- _WHAT YOU WILL DO_:
Write out every entry exactly as it appears.

- _GIVEN RECORDS_:
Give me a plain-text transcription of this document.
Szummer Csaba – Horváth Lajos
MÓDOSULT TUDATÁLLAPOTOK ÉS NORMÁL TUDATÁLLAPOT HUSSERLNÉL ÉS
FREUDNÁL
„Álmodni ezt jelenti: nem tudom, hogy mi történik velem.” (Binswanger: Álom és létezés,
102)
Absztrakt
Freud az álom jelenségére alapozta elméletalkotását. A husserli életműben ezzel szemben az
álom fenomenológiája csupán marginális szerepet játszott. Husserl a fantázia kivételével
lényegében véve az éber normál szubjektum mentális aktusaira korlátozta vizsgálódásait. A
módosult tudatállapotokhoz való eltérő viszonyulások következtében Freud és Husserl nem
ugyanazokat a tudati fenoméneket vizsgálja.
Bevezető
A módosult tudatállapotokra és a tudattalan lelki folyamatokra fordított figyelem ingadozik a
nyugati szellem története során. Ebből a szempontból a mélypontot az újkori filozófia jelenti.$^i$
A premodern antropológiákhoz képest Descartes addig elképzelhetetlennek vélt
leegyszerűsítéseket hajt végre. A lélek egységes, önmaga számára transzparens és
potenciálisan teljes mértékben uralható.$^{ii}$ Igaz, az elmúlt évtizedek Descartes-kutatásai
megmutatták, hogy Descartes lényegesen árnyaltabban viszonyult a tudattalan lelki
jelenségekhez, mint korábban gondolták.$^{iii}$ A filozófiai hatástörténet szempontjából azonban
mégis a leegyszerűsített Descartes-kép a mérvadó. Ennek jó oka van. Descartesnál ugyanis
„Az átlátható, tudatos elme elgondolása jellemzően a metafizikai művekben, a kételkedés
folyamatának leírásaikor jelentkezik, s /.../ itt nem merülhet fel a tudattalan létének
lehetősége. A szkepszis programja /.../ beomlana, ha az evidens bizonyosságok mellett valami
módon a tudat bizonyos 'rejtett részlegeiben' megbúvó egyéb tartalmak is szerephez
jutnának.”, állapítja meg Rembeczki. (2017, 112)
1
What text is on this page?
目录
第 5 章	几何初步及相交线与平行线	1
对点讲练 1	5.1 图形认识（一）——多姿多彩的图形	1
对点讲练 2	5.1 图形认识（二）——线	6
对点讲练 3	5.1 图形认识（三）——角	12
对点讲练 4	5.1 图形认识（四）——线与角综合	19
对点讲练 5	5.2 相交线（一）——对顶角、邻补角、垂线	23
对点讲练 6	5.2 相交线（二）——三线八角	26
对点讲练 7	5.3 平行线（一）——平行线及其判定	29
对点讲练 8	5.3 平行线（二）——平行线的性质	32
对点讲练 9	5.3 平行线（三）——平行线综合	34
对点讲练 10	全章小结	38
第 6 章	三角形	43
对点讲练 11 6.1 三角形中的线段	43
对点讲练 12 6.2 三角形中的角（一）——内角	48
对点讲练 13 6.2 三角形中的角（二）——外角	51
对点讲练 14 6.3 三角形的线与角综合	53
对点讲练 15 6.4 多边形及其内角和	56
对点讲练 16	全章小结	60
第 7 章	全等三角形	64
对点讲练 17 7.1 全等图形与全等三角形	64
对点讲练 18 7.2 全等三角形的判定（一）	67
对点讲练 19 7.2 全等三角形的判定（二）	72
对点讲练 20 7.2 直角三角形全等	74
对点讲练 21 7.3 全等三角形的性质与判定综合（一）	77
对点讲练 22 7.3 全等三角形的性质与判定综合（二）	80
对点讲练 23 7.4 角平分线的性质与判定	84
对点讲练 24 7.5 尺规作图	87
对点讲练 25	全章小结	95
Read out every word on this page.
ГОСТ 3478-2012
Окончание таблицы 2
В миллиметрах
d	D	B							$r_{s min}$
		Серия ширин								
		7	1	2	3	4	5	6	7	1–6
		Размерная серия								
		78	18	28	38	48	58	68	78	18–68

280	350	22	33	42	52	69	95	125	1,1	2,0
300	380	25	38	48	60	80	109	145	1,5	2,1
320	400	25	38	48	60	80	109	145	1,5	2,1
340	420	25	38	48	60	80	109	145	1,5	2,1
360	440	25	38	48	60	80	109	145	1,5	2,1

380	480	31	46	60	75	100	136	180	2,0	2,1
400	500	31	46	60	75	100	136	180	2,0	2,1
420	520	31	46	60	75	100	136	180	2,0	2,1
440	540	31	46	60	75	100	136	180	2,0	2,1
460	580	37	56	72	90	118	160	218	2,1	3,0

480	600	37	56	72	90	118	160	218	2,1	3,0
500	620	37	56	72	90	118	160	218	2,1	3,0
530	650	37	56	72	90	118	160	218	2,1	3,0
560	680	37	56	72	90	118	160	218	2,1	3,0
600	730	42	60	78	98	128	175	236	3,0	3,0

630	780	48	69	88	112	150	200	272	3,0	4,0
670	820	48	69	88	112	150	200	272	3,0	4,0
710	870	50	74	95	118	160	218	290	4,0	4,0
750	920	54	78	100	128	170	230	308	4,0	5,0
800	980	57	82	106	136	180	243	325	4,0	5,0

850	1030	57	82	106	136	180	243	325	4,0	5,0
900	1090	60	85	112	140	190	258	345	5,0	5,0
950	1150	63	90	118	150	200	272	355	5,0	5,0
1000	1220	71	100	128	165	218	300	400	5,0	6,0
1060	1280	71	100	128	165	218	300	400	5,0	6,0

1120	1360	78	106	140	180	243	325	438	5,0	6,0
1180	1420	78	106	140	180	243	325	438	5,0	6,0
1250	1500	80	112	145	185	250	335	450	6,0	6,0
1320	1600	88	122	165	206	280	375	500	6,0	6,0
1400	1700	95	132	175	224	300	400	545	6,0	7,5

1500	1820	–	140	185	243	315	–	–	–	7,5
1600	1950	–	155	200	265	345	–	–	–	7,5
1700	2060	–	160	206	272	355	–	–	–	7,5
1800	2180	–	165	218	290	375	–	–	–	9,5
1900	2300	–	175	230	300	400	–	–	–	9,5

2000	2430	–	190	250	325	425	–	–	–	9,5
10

- _EXERCISE RESPONSE_:
Give me a plain-text transcription of this document.
Szummer Csaba – Horváth Lajos
MÓDOSULT TUDATÁLLAPOTOK ÉS NORMÁL TUDATÁLLAPOT HUSSERLNÉL ÉS
FREUDNÁL
„Álmodni ezt jelenti: nem tudom, hogy mi történik velem.” (Binswanger: Álom és létezés,
102)
Absztrakt
Freud az álom jelenségére alapozta elméletalkotását. A husserli életműben ezzel szemben az
álom fenomenológiája csupán marginális szerepet játszott. Husserl a fantázia kivételével
lényegében véve az éber normál szubjektum mentális aktusaira korlátozta vizsgálódásait. A
módosult tudatállapotokhoz való eltérő viszonyulások következtében Freud és Husserl nem
ugyanazokat a tudati fenoméneket vizsgálja.
Bevezető
A módosult tudatállapotokra és a tudattalan lelki folyamatokra fordított figyelem ingadozik a
nyugati szellem története során. Ebből a szempontból a mélypontot az újkori filozófia jelenti.$^i$
A premodern antropológiákhoz képest Descartes addig elképzelhetetlennek vélt
leegyszerűsítéseket hajt végre. A lélek egységes, önmaga számára transzparens és
potenciálisan teljes mértékben uralható.$^{ii}$ Igaz, az elmúlt évtizedek Descartes-kutatásai
megmutatták, hogy Descartes lényegesen árnyaltabban viszonyult a tudattalan lelki
jelenségekhez, mint korábban gondolták.$^{iii}$ A filozófiai hatástörténet szempontjából azonban
mégis a leegyszerűsített Descartes-kép a mérvadó. Ennek jó oka van. Descartesnál ugyanis
„Az átlátható, tudatos elme elgondolása jellemzően a metafizikai művekben, a kételkedés
folyamatának leírásaikor jelentkezik, s /.../ itt nem merülhet fel a tudattalan létének
lehetősége. A szkepszis programja /.../ beomlana, ha az evidens bizonyosságok mellett valami
módon a tudat bizonyos 'rejtett részlegeiben' megbúvó egyéb tartalmak is szerephez
jutnának.”, állapítja meg Rembeczki. (2017, 112)
1
What text is on this page?
目录
第 5 章	几何初步及相交线与平行线	1
对点讲练 1	5.1 图形认识（一）——多姿多彩的图形	1
对点讲练 2	5.1 图形认识（二）——线	6
对点讲练 3	5.1 图形认识（三）——角	12
对点讲练 4	5.1 图形认识（四）——线与角综合	19
对点讲练 5	5.2 相交线（一）——对顶角、邻补角、垂线	23
对点讲练 6	5.2 相交线（二）——三线八角	26
对点讲练 7	5.3 平行线（一）——平行线及其判定	29
对点讲练 8	5.3 平行线（二）——平行线的性质	32
对点讲练 9	5.3 平行线（三）——平行线综合	34
对点讲练 10	全章小结	38
第 6 章	三角形	43
对点讲练 11 6.1 三角形中的线段	43
对点讲练 12 6.2 三角形中的角（一）——内角	48
对点讲练 13 6.2 三角形中的角（二）——外角	51
对点讲练 14 6.3 三角形的线与角综合	53
对点讲练 15 6.4 多边形及其内角和	56
对点讲练 16	全章小结	60
第 7 章	全等三角形	64
对点讲练 17 7.1 全等图形与全等三角形	64
对点讲练 18 7.2 全等三角形的判定（一）	67
对点讲练 19 7.2 全等三角形的判定（二）	72
对点讲练 20 7.2 直角三角形全等	74
对点讲练 21 7.3 全等三角形的性质与判定综合（一）	77
对点讲练 22 7.3 全等三角形的性质与判定综合（二）	80
对点讲练 23 7.4 角平分线的性质与判定	84
对点讲练 24 7.5 尺规作图	87
对点讲练 25	全章小结	95
Read out every word on this page.
ГОСТ 3478-2012
Окончание таблицы 2
В миллиметрах
d	D	B							$r_{s min}$
		Серия ширин								
		7	1	2	3	4	5	6	7	1–6
		Размерная серия								
		78	18	28	38	48	58	68	78	18–68

280	350	22	33	42	52	69	95	125	1,1	2,0
300	380	25	38	48	60	80	109	145	1,5	2,1
320	400	25	38	48	60	80	109	145	1,5	2,1
340	420	25	38	48	60	80	109	145	1,5	2,1
360	440	25	38	48	60	80	109	145	1,5	2,1

380	480	31	46	60	75	100	136	180	2,0	2,1
400	500	31	46	60	75	100	136	180	2,0	2,1
420	520	31	46	60	75	100	136	180	2,0	2,1
440	540	31	46	60	75	100	136	180	2,0	2,1
460	580	37	56	72	90	118	160	218	2,1	3,0

480	600	37	56	72	90	118	160	218	2,1	3,0
500	620	37	56	72	90	118	160	218	2,1	3,0
530	650	37	56	72	90	118	160	218	2,1	3,0
560	680	37	56	72	90	118	160	218	2,1	3,0
600	730	42	60	78	98	128	175	236	3,0	3,0

630	780	48	69	88	112	150	200	272	3,0	4,0
670	820	48	69	88	112	150	200	272	3,0	4,0
710	870	50	74	95	118	160	218	290	4,0	4,0
750	920	54	78	100	128	170	230	308	4,0	5,0
800	980	57	82	106	136	180	243	325	4,0	5,0

850	1030	57	82	106	136	180	243	325	4,0	5,0
900	1090	60	85	112	140	190	258	345	5,0	5,0
950	1150	63	90	118	150	200	272	355	5,0	5,0
1000	1220	71	100	128	165	218	300	400	5,0	6,0
1060	1280	71	100	128	165	218	300	400	5,0	6,0

1120	1360	78	106	140	180	243	325	438	5,0	6,0
1180	1420	78	106	140	180	243	325	438	5,0	6,0
1250	1500	80	112	145	185	250	335	450	6,0	6,0
1320	1600	88	122	165	206	280	375	500	6,0	6,0
1400	1700	95	132	175	224	300	400	545	6,0	7,5

1500	1820	–	140	185	243	315	–	–	–	7,5
1600	1950	–	155	200	265	345	–	–	–	7,5
1700	2060	–	160	206	272	355	–	–	–	7,5
1800	2180	–	165	218	290	375	–	–	–	9,5
1900	2300	–	175	230	300	400	–	–	–	9,5

2000	2430	–	190	250	325	425	–	–	–	9,5
10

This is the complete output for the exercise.